-- BEGIN Records for processing --

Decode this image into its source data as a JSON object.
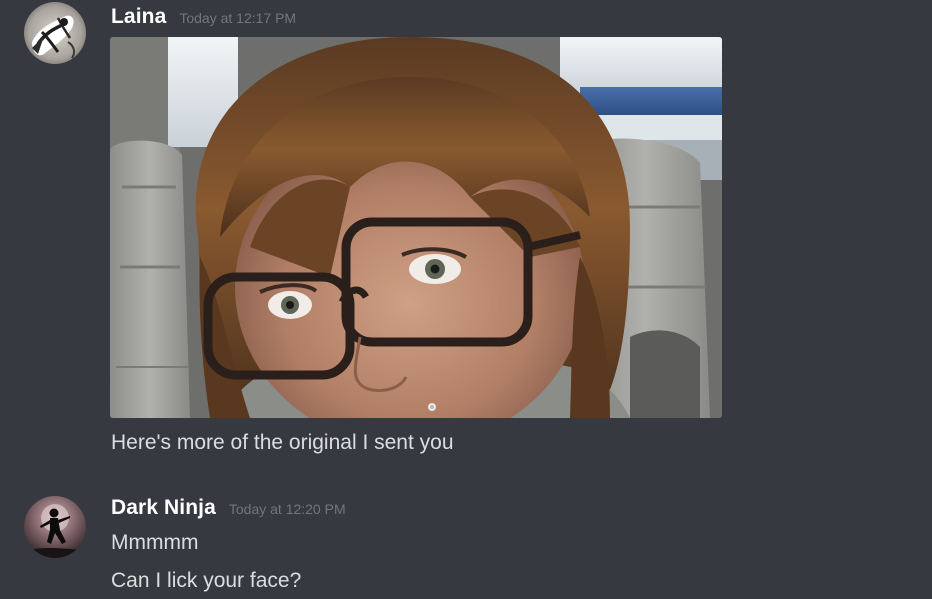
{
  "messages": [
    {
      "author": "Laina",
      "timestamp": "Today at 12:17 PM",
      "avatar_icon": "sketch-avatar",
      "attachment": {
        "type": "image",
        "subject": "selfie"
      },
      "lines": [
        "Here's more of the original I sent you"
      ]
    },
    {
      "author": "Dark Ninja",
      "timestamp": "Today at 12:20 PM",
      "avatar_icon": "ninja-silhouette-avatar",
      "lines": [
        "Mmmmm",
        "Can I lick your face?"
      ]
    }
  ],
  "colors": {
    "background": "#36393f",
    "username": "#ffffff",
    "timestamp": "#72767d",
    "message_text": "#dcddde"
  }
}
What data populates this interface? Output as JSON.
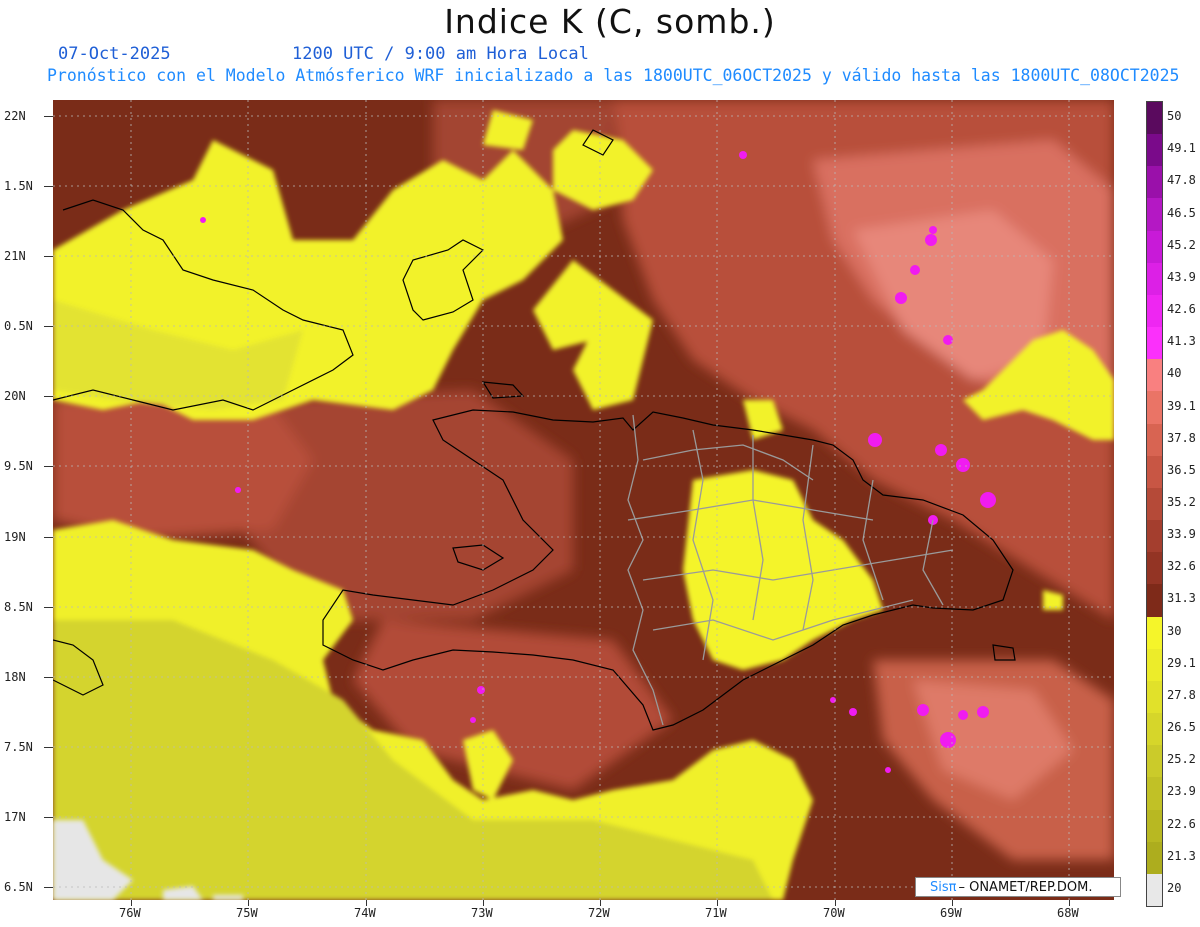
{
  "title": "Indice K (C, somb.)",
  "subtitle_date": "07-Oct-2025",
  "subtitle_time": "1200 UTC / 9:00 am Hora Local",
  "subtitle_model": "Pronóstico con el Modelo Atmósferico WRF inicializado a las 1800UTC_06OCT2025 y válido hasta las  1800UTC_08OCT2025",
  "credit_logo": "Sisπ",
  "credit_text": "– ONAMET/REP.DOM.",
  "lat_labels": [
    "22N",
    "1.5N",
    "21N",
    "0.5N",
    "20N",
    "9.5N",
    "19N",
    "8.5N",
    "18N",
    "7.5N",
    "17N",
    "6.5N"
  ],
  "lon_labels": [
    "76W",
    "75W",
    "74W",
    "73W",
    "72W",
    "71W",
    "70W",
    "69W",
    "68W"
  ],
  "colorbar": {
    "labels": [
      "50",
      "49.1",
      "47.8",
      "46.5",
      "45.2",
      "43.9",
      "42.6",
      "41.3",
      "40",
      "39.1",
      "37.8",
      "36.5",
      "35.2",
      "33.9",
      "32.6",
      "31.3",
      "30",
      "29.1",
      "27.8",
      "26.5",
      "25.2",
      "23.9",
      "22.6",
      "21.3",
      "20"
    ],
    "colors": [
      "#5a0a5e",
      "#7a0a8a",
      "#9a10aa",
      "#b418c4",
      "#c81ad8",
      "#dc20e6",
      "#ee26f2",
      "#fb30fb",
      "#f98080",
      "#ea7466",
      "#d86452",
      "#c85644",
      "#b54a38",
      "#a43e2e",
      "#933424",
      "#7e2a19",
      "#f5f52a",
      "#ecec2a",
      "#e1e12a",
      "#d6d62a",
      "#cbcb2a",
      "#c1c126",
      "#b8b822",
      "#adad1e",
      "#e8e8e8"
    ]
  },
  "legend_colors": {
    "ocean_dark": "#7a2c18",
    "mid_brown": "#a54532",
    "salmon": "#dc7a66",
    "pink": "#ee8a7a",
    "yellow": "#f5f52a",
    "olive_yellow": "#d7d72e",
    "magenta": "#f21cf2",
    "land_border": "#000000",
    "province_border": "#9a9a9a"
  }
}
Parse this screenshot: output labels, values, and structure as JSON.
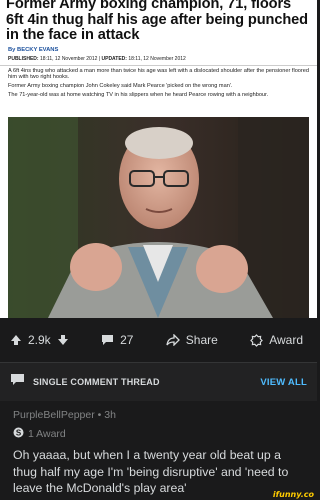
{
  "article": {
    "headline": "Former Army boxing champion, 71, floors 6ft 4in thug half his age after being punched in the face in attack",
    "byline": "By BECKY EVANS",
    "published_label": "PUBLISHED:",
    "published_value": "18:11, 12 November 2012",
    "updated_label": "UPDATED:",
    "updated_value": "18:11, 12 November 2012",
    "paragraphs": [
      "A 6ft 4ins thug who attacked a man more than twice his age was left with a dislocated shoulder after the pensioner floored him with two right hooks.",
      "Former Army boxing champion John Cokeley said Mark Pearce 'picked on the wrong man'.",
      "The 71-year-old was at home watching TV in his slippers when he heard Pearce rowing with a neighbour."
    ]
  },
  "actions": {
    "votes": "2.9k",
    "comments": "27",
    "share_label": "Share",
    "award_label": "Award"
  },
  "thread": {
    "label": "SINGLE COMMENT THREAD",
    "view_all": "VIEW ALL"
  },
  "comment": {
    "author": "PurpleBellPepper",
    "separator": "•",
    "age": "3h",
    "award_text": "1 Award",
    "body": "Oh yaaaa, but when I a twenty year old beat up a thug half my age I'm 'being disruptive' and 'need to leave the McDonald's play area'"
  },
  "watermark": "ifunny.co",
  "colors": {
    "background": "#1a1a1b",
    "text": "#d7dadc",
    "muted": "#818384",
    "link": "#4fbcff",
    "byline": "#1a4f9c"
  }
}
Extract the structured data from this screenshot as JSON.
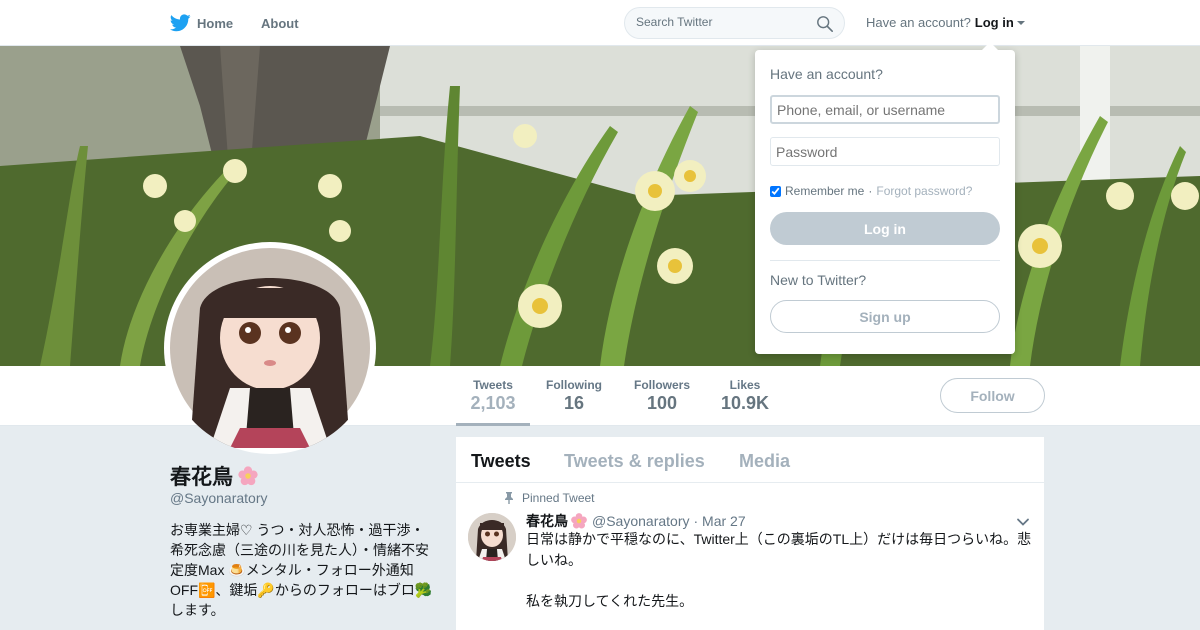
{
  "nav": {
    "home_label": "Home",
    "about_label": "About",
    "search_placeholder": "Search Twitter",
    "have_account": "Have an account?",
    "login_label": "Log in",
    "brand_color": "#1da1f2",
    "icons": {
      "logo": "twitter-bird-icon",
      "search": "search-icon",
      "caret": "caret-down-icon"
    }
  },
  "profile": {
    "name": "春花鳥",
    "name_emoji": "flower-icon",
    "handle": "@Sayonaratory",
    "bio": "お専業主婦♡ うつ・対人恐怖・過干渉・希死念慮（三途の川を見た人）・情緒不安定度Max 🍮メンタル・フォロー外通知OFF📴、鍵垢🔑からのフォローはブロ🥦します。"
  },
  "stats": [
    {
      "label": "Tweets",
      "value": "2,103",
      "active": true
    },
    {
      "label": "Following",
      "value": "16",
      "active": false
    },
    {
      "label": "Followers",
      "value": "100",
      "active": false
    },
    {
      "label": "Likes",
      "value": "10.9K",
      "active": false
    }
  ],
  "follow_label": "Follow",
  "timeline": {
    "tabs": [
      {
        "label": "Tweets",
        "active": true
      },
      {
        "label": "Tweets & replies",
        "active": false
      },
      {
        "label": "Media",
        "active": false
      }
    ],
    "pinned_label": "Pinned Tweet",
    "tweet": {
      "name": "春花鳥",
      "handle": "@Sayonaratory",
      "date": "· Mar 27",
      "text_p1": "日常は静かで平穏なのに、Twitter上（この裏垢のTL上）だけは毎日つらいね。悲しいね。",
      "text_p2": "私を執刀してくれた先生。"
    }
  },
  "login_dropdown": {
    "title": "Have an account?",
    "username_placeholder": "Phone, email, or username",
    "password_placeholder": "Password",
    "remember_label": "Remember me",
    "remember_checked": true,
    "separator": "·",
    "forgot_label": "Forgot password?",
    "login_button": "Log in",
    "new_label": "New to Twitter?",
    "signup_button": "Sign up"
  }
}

-- END Records for processing --

Quote the data above in full and without alteration; skip the pictures.

Result below
Decode this image into its source data as a JSON object.
{
  "messages": [
    {
      "author": "Laina",
      "timestamp": "Today at 12:17 PM",
      "avatar_icon": "sketch-avatar",
      "attachment": {
        "type": "image",
        "subject": "selfie"
      },
      "lines": [
        "Here's more of the original I sent you"
      ]
    },
    {
      "author": "Dark Ninja",
      "timestamp": "Today at 12:20 PM",
      "avatar_icon": "ninja-silhouette-avatar",
      "lines": [
        "Mmmmm",
        "Can I lick your face?"
      ]
    }
  ],
  "colors": {
    "background": "#36393f",
    "username": "#ffffff",
    "timestamp": "#72767d",
    "message_text": "#dcddde"
  }
}
What data populates this interface? Output as JSON.
{
  "title": "Indice K (C, somb.)",
  "subtitle_date": "07-Oct-2025",
  "subtitle_time": "1200 UTC / 9:00 am Hora Local",
  "subtitle_model": "Pronóstico con el Modelo Atmósferico WRF inicializado a las 1800UTC_06OCT2025 y válido hasta las  1800UTC_08OCT2025",
  "credit_logo": "Sisπ",
  "credit_text": "– ONAMET/REP.DOM.",
  "lat_labels": [
    "22N",
    "1.5N",
    "21N",
    "0.5N",
    "20N",
    "9.5N",
    "19N",
    "8.5N",
    "18N",
    "7.5N",
    "17N",
    "6.5N"
  ],
  "lon_labels": [
    "76W",
    "75W",
    "74W",
    "73W",
    "72W",
    "71W",
    "70W",
    "69W",
    "68W"
  ],
  "colorbar": {
    "labels": [
      "50",
      "49.1",
      "47.8",
      "46.5",
      "45.2",
      "43.9",
      "42.6",
      "41.3",
      "40",
      "39.1",
      "37.8",
      "36.5",
      "35.2",
      "33.9",
      "32.6",
      "31.3",
      "30",
      "29.1",
      "27.8",
      "26.5",
      "25.2",
      "23.9",
      "22.6",
      "21.3",
      "20"
    ],
    "colors": [
      "#5a0a5e",
      "#7a0a8a",
      "#9a10aa",
      "#b418c4",
      "#c81ad8",
      "#dc20e6",
      "#ee26f2",
      "#fb30fb",
      "#f98080",
      "#ea7466",
      "#d86452",
      "#c85644",
      "#b54a38",
      "#a43e2e",
      "#933424",
      "#7e2a19",
      "#f5f52a",
      "#ecec2a",
      "#e1e12a",
      "#d6d62a",
      "#cbcb2a",
      "#c1c126",
      "#b8b822",
      "#adad1e",
      "#e8e8e8"
    ]
  },
  "legend_colors": {
    "ocean_dark": "#7a2c18",
    "mid_brown": "#a54532",
    "salmon": "#dc7a66",
    "pink": "#ee8a7a",
    "yellow": "#f5f52a",
    "olive_yellow": "#d7d72e",
    "magenta": "#f21cf2",
    "land_border": "#000000",
    "province_border": "#9a9a9a"
  }
}
Parse this screenshot: output labels, values, and structure as JSON.
{
  "article": {
    "headline": "Former Army boxing champion, 71, floors 6ft 4in thug half his age after being punched in the face in attack",
    "byline": "By BECKY EVANS",
    "published_label": "PUBLISHED:",
    "published_value": "18:11, 12 November 2012",
    "updated_label": "UPDATED:",
    "updated_value": "18:11, 12 November 2012",
    "paragraphs": [
      "A 6ft 4ins thug who attacked a man more than twice his age was left with a dislocated shoulder after the pensioner floored him with two right hooks.",
      "Former Army boxing champion John Cokeley said Mark Pearce 'picked on the wrong man'.",
      "The 71-year-old was at home watching TV in his slippers when he heard Pearce rowing with a neighbour."
    ]
  },
  "actions": {
    "votes": "2.9k",
    "comments": "27",
    "share_label": "Share",
    "award_label": "Award"
  },
  "thread": {
    "label": "SINGLE COMMENT THREAD",
    "view_all": "VIEW ALL"
  },
  "comment": {
    "author": "PurpleBellPepper",
    "separator": "•",
    "age": "3h",
    "award_text": "1 Award",
    "body": "Oh yaaaa, but when I a twenty year old beat up a thug half my age I'm 'being disruptive' and 'need to leave the McDonald's play area'"
  },
  "watermark": "ifunny.co",
  "colors": {
    "background": "#1a1a1b",
    "text": "#d7dadc",
    "muted": "#818384",
    "link": "#4fbcff",
    "byline": "#1a4f9c"
  }
}
Extract the structured data from this screenshot as JSON.
{
  "nav": {
    "home_label": "Home",
    "about_label": "About",
    "search_placeholder": "Search Twitter",
    "have_account": "Have an account?",
    "login_label": "Log in",
    "brand_color": "#1da1f2",
    "icons": {
      "logo": "twitter-bird-icon",
      "search": "search-icon",
      "caret": "caret-down-icon"
    }
  },
  "profile": {
    "name": "春花鳥",
    "name_emoji": "flower-icon",
    "handle": "@Sayonaratory",
    "bio": "お専業主婦♡ うつ・対人恐怖・過干渉・希死念慮（三途の川を見た人）・情緒不安定度Max 🍮メンタル・フォロー外通知OFF📴、鍵垢🔑からのフォローはブロ🥦します。"
  },
  "stats": [
    {
      "label": "Tweets",
      "value": "2,103",
      "active": true
    },
    {
      "label": "Following",
      "value": "16",
      "active": false
    },
    {
      "label": "Followers",
      "value": "100",
      "active": false
    },
    {
      "label": "Likes",
      "value": "10.9K",
      "active": false
    }
  ],
  "follow_label": "Follow",
  "timeline": {
    "tabs": [
      {
        "label": "Tweets",
        "active": true
      },
      {
        "label": "Tweets & replies",
        "active": false
      },
      {
        "label": "Media",
        "active": false
      }
    ],
    "pinned_label": "Pinned Tweet",
    "tweet": {
      "name": "春花鳥",
      "handle": "@Sayonaratory",
      "date": "· Mar 27",
      "text_p1": "日常は静かで平穏なのに、Twitter上（この裏垢のTL上）だけは毎日つらいね。悲しいね。",
      "text_p2": "私を執刀してくれた先生。"
    }
  },
  "login_dropdown": {
    "title": "Have an account?",
    "username_placeholder": "Phone, email, or username",
    "password_placeholder": "Password",
    "remember_label": "Remember me",
    "remember_checked": true,
    "separator": "·",
    "forgot_label": "Forgot password?",
    "login_button": "Log in",
    "new_label": "New to Twitter?",
    "signup_button": "Sign up"
  }
}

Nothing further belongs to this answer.